-------- TASK INPUT
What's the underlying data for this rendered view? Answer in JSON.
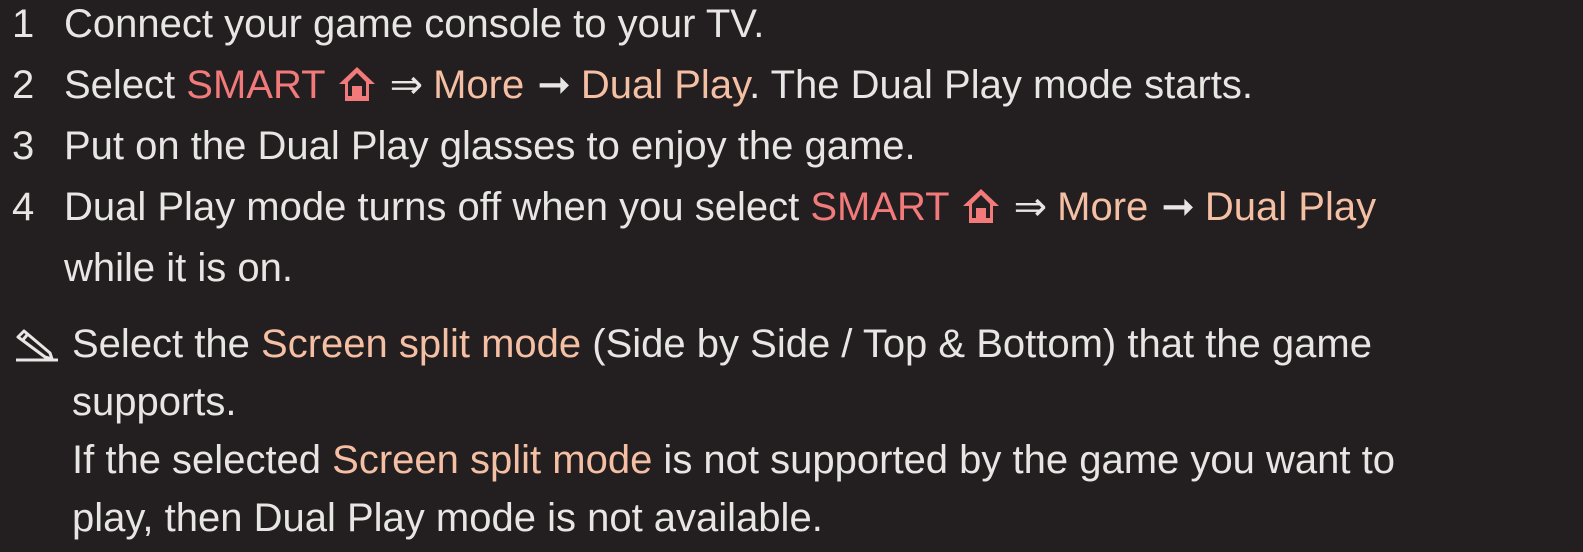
{
  "steps": [
    {
      "num": "1",
      "text": "Connect your game console to your TV."
    },
    {
      "num": "2",
      "pre": "Select ",
      "smart": "SMART",
      "dbl_arrow": "⇒",
      "more": "More",
      "arrow": "➞",
      "dual_play": "Dual Play",
      "post": ". The Dual Play mode starts."
    },
    {
      "num": "3",
      "text": "Put on the Dual Play glasses to enjoy the game."
    },
    {
      "num": "4",
      "pre": "Dual Play mode turns off when you select ",
      "smart": "SMART",
      "dbl_arrow": "⇒",
      "more": "More",
      "arrow": "➞",
      "dual_play": "Dual Play",
      "line2": "while it is on."
    }
  ],
  "note": {
    "icon": "pencil-note-icon",
    "p1_pre": "Select the ",
    "p1_hl": "Screen split mode",
    "p1_post": " (Side by Side / Top & Bottom) that the game",
    "p1_line2": "supports.",
    "p2_pre": "If the selected ",
    "p2_hl": "Screen split mode",
    "p2_post": " is not supported by the game you want to",
    "p2_line2": "play, then Dual Play mode is not available."
  },
  "colors": {
    "background": "#231f20",
    "text": "#e8e6e5",
    "smart": "#f27a7a",
    "menu_item": "#f5bfa3"
  },
  "icons": {
    "home": "home-icon"
  }
}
----------------
### OBJECTIVE:
Leave out the pictures and copy every record above exactly.

### SOLVED PROBLEM:
What's the underlying data for this rendered view? Answer in JSON.
{
  "steps": [
    {
      "num": "1",
      "text": "Connect your game console to your TV."
    },
    {
      "num": "2",
      "pre": "Select ",
      "smart": "SMART",
      "dbl_arrow": "⇒",
      "more": "More",
      "arrow": "➞",
      "dual_play": "Dual Play",
      "post": ". The Dual Play mode starts."
    },
    {
      "num": "3",
      "text": "Put on the Dual Play glasses to enjoy the game."
    },
    {
      "num": "4",
      "pre": "Dual Play mode turns off when you select ",
      "smart": "SMART",
      "dbl_arrow": "⇒",
      "more": "More",
      "arrow": "➞",
      "dual_play": "Dual Play",
      "line2": "while it is on."
    }
  ],
  "note": {
    "icon": "pencil-note-icon",
    "p1_pre": "Select the ",
    "p1_hl": "Screen split mode",
    "p1_post": " (Side by Side / Top & Bottom) that the game",
    "p1_line2": "supports.",
    "p2_pre": "If the selected ",
    "p2_hl": "Screen split mode",
    "p2_post": " is not supported by the game you want to",
    "p2_line2": "play, then Dual Play mode is not available."
  },
  "colors": {
    "background": "#231f20",
    "text": "#e8e6e5",
    "smart": "#f27a7a",
    "menu_item": "#f5bfa3"
  },
  "icons": {
    "home": "home-icon"
  }
}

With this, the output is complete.